Stated task — Locate the word "Localization" in the entries below, then gather every line that holds it.

Data in this exercise —
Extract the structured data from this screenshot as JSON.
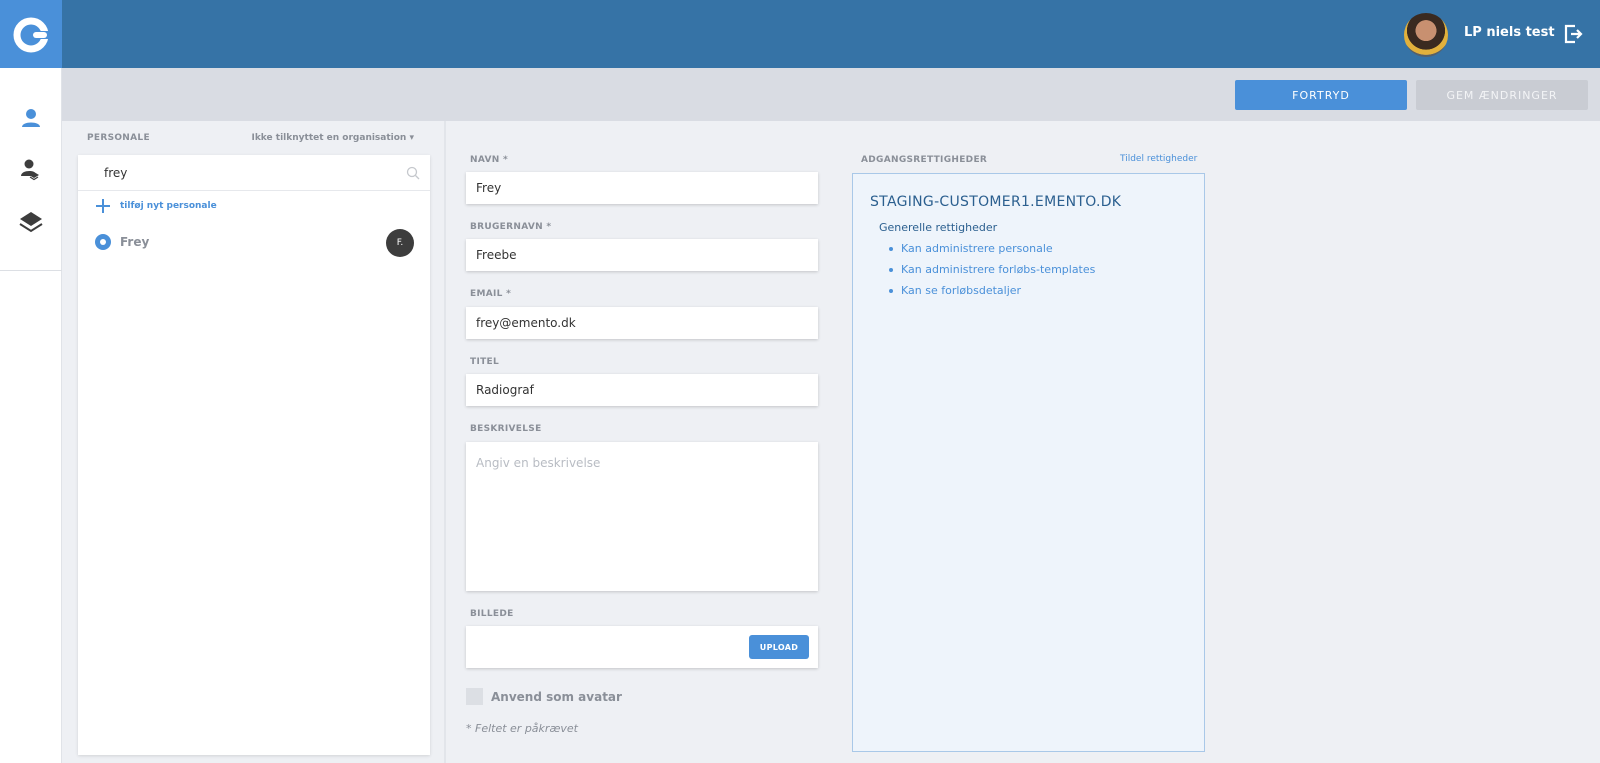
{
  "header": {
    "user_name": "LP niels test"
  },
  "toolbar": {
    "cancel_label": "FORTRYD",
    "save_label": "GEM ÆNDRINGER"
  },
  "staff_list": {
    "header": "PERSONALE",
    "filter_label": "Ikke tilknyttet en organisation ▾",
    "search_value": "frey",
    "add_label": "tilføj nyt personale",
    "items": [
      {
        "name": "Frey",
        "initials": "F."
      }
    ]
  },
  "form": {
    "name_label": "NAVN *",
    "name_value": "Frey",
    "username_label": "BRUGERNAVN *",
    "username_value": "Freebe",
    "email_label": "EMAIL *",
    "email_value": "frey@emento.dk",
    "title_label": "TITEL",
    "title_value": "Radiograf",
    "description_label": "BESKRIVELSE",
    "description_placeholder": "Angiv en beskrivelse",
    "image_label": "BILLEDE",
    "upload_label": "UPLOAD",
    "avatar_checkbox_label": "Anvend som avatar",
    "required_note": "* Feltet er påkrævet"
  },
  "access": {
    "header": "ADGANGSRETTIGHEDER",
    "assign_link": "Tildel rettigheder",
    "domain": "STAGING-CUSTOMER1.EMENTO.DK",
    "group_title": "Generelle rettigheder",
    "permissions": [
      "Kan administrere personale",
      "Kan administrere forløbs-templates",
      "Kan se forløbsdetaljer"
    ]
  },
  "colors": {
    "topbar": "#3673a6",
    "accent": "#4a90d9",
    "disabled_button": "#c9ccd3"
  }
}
...
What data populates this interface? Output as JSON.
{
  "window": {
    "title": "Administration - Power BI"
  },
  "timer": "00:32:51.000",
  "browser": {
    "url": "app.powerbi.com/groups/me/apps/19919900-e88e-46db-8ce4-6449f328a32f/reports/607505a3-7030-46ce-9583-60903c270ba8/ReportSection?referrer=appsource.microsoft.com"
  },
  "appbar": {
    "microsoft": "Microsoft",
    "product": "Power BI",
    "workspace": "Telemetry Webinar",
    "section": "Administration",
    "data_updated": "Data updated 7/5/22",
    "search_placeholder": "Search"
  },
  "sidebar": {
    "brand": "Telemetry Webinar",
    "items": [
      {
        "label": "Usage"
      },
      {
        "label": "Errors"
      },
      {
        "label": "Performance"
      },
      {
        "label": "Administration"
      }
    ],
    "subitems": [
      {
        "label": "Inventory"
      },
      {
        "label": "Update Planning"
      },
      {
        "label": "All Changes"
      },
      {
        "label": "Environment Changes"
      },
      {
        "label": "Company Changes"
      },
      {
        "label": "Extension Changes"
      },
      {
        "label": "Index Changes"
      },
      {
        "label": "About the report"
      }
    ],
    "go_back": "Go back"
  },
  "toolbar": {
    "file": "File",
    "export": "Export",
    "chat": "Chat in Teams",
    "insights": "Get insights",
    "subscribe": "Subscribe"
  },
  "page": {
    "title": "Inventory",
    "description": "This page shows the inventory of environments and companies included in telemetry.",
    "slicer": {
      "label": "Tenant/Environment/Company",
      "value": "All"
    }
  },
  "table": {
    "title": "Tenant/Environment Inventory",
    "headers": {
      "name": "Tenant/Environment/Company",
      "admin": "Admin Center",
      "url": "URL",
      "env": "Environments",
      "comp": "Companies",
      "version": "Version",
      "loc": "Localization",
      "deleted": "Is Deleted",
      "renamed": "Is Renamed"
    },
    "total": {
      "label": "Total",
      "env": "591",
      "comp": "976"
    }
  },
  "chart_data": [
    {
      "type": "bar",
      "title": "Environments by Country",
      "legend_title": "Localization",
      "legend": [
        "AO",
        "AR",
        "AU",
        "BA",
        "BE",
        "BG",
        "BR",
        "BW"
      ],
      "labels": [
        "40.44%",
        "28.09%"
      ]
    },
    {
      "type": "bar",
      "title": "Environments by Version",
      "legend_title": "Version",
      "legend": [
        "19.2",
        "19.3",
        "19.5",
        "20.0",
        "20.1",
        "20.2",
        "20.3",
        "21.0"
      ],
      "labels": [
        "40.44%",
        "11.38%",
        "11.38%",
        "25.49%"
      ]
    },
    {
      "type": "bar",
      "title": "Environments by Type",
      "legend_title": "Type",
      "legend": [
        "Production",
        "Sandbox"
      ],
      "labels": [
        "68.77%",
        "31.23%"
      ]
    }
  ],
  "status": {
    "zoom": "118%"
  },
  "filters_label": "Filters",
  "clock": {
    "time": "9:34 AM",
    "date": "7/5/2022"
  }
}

Expected output —
      "loc": "Localization",
      "legend_title": "Localization",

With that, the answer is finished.